Note how many lines contain "习近平总书记强调" and give that number, with nothing else.

_Dataset_:
------------------------

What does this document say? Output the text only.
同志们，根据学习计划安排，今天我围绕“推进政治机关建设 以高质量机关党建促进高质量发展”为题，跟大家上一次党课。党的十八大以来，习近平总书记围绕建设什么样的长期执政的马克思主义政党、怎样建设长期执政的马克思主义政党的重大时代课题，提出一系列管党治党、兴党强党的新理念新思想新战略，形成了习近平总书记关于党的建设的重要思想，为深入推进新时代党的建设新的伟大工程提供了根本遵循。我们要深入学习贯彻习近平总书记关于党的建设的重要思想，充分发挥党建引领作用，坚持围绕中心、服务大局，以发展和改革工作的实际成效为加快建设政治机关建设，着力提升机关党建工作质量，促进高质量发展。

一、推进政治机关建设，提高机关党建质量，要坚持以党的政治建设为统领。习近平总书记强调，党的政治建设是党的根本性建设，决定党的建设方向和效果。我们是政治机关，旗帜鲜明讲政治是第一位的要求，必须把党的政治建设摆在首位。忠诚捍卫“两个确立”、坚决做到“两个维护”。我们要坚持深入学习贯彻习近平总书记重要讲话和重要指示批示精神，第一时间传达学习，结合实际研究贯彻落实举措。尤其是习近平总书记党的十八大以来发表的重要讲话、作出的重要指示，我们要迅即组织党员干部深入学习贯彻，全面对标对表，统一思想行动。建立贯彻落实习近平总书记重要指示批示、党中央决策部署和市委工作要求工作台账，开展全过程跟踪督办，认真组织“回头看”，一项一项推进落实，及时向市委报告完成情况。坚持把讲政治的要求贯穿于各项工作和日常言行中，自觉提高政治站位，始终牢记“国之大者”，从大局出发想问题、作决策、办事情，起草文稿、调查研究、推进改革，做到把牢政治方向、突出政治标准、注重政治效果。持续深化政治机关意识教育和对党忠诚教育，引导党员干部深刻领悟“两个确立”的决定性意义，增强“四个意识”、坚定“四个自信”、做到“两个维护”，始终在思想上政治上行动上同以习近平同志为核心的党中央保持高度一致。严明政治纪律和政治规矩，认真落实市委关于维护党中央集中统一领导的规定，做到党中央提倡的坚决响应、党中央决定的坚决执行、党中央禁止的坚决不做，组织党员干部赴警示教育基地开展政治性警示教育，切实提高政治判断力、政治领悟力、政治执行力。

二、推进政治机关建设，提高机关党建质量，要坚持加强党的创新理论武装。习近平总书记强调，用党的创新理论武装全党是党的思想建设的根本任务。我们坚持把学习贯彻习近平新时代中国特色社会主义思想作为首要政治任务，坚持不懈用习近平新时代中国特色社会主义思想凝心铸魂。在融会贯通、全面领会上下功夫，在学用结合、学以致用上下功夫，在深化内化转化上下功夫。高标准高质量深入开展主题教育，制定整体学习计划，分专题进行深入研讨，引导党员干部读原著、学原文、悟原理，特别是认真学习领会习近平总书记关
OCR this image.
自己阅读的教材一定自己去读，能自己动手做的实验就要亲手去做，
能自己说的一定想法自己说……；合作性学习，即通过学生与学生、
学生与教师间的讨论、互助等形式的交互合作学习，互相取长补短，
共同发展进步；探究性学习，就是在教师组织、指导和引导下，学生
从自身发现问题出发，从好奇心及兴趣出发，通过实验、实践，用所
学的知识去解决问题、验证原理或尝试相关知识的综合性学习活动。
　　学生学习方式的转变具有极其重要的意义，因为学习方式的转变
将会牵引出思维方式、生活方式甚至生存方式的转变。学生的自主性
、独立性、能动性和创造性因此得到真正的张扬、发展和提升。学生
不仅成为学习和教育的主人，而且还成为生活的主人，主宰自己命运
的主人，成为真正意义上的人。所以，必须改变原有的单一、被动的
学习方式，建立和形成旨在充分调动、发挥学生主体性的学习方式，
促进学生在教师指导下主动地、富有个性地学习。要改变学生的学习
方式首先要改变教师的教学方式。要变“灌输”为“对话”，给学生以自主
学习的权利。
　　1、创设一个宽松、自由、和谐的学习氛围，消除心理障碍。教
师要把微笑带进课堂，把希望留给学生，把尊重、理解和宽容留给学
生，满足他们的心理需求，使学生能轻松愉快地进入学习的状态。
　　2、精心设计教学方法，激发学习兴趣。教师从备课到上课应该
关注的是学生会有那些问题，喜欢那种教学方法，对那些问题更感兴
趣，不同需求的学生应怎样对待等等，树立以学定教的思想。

------------------------

_Solution to this exercise_: 2